• _AIM OF THE EXERCISE_
Pull out every line below that holds the word "browser".

• _Stored entries_

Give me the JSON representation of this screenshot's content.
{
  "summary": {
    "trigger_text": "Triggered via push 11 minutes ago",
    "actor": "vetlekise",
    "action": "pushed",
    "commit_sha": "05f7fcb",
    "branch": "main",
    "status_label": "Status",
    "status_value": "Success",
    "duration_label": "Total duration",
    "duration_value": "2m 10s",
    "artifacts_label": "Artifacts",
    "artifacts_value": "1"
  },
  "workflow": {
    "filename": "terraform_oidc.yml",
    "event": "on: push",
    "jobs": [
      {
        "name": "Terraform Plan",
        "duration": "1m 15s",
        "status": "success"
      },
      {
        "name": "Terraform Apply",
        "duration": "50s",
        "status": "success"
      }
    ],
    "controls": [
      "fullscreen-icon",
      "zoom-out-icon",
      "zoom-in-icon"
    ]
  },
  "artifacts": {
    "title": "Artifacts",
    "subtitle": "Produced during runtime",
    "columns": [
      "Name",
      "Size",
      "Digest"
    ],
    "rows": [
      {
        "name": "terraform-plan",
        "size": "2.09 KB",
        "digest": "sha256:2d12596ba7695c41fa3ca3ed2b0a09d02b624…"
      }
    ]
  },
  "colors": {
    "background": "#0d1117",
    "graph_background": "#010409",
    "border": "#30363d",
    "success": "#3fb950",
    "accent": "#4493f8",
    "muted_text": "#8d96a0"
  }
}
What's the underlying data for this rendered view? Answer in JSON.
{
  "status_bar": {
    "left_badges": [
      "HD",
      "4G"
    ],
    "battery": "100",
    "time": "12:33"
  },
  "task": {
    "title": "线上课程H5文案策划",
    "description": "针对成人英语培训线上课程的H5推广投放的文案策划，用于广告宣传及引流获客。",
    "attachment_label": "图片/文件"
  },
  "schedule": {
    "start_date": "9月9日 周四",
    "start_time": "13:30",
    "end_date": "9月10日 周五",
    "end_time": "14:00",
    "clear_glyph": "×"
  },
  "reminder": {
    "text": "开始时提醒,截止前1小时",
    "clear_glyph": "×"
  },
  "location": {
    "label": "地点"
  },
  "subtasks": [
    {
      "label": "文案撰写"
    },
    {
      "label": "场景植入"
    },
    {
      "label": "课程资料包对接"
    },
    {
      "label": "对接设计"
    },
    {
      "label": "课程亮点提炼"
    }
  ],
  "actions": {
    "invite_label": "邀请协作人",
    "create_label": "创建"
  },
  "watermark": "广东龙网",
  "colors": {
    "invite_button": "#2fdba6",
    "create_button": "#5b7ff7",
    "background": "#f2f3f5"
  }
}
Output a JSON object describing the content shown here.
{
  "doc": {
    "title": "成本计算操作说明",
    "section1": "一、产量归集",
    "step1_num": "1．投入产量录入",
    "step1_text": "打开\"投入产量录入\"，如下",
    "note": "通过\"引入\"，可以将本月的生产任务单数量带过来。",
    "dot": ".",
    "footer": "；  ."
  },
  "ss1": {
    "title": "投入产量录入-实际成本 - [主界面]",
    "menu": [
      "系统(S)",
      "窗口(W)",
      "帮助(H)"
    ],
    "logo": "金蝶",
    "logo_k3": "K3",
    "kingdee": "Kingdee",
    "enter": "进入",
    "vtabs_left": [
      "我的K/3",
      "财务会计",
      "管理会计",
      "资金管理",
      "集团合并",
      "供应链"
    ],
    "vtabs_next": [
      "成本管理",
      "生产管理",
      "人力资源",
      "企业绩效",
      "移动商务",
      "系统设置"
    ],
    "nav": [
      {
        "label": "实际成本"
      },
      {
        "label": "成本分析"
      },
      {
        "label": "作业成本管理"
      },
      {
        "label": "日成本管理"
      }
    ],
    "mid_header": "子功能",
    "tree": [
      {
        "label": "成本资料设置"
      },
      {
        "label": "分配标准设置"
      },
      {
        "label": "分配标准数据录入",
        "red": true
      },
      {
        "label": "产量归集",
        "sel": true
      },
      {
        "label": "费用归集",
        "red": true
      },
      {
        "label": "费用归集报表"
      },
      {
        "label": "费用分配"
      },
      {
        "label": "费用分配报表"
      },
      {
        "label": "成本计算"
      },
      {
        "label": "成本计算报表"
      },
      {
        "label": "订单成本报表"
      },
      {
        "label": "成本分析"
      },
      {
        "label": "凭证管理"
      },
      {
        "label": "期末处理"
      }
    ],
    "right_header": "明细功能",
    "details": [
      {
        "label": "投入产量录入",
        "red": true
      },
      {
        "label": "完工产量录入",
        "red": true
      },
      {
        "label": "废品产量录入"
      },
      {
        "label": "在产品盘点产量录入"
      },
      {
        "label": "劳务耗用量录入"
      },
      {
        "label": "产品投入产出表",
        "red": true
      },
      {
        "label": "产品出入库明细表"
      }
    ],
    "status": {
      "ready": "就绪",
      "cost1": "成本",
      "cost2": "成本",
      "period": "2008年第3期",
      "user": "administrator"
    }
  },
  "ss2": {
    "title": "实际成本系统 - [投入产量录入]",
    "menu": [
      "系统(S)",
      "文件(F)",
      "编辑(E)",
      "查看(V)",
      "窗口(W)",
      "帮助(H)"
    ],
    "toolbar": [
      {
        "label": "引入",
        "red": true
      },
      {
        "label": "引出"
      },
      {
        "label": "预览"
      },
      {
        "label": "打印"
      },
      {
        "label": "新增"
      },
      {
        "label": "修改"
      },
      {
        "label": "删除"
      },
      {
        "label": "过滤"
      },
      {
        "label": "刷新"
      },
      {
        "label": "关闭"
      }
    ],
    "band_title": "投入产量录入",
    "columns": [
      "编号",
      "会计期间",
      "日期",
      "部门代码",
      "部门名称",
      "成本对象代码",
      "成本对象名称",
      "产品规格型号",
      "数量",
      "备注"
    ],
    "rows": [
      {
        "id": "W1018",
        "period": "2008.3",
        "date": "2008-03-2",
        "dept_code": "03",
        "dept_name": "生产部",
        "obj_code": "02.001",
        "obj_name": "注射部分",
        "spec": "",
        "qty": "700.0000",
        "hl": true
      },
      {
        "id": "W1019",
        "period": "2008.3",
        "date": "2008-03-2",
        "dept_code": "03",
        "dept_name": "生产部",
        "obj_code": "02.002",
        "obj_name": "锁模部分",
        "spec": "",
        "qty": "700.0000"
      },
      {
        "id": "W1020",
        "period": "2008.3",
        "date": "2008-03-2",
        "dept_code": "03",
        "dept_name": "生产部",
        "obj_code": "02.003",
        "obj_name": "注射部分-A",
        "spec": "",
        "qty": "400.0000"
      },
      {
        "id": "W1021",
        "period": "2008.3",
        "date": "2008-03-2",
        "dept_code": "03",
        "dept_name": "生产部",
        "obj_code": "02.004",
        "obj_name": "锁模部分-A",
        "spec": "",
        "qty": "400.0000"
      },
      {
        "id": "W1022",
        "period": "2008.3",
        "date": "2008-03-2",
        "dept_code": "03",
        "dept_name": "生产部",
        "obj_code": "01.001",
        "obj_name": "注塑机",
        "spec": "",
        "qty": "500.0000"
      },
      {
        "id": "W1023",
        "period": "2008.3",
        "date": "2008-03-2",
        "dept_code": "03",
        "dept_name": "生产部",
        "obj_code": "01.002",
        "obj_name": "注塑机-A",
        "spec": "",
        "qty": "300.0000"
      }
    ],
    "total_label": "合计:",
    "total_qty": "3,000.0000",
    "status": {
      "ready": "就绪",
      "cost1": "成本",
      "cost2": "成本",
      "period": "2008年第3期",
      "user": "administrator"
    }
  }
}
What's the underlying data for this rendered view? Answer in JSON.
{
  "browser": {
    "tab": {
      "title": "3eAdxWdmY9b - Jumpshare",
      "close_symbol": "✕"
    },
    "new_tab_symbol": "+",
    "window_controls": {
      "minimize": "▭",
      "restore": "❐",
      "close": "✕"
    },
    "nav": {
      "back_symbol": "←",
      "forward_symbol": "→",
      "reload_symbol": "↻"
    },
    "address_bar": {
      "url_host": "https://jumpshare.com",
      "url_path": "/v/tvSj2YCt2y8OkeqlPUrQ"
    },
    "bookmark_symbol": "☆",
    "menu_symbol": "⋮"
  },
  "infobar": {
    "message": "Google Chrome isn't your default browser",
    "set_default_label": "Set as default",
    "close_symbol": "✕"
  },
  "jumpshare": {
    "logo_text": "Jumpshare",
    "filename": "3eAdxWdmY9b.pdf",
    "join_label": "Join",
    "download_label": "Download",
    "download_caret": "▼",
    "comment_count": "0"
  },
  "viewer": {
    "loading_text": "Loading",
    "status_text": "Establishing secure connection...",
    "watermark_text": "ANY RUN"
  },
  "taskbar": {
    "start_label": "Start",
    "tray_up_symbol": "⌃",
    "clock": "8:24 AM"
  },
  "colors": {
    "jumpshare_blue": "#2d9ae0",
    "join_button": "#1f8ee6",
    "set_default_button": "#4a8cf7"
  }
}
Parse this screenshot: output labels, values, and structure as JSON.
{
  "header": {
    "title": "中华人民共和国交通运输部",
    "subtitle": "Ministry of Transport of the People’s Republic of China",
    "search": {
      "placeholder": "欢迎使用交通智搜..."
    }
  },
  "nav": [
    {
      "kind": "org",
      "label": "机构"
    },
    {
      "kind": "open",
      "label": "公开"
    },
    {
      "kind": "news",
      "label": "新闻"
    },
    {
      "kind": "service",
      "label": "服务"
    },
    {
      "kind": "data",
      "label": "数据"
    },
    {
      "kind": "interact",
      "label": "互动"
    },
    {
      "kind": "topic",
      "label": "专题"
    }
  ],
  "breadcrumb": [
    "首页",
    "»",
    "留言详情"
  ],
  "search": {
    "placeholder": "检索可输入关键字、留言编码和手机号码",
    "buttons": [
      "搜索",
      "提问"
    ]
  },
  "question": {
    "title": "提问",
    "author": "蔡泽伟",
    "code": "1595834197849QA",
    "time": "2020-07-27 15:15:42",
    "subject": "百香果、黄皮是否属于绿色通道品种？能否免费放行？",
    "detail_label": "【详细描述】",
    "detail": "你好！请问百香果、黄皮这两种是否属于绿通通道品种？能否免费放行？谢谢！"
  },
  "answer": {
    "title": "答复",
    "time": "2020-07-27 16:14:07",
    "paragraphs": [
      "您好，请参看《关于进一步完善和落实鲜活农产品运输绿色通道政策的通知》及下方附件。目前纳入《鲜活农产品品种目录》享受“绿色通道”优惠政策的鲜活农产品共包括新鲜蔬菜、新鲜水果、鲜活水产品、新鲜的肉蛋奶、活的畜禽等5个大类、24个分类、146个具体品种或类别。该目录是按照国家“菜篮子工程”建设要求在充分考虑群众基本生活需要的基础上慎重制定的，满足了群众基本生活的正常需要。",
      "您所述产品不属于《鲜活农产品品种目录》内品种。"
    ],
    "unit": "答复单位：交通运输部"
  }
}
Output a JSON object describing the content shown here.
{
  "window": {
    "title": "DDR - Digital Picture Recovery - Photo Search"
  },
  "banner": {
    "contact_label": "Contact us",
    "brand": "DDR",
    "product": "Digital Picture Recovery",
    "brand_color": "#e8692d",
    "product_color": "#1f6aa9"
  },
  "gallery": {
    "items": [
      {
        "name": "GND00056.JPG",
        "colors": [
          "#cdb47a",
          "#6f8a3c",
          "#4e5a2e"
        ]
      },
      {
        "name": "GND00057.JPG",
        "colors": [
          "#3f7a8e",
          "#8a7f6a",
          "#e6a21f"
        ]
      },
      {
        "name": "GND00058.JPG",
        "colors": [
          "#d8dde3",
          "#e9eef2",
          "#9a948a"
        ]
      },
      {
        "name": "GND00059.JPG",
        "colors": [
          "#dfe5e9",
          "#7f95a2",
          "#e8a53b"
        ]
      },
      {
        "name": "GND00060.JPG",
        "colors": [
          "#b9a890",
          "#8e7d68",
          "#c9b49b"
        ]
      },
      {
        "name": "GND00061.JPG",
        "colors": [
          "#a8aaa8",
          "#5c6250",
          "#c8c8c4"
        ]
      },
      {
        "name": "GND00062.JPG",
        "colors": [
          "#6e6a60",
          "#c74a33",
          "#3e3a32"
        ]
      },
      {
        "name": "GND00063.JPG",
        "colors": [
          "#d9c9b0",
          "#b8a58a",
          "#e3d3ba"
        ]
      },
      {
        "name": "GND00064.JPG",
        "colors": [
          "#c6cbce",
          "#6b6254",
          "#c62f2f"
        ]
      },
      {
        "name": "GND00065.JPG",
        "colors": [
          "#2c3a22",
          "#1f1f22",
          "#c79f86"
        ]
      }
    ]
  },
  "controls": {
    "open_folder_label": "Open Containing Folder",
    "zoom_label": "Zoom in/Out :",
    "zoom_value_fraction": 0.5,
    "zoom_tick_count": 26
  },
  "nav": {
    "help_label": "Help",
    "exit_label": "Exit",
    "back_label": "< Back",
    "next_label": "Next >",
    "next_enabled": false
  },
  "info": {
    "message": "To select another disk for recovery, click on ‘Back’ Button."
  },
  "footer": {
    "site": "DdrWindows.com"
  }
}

• _CORRECT RESULT_
  "browser": {
    "message": "Google Chrome isn't your default browser",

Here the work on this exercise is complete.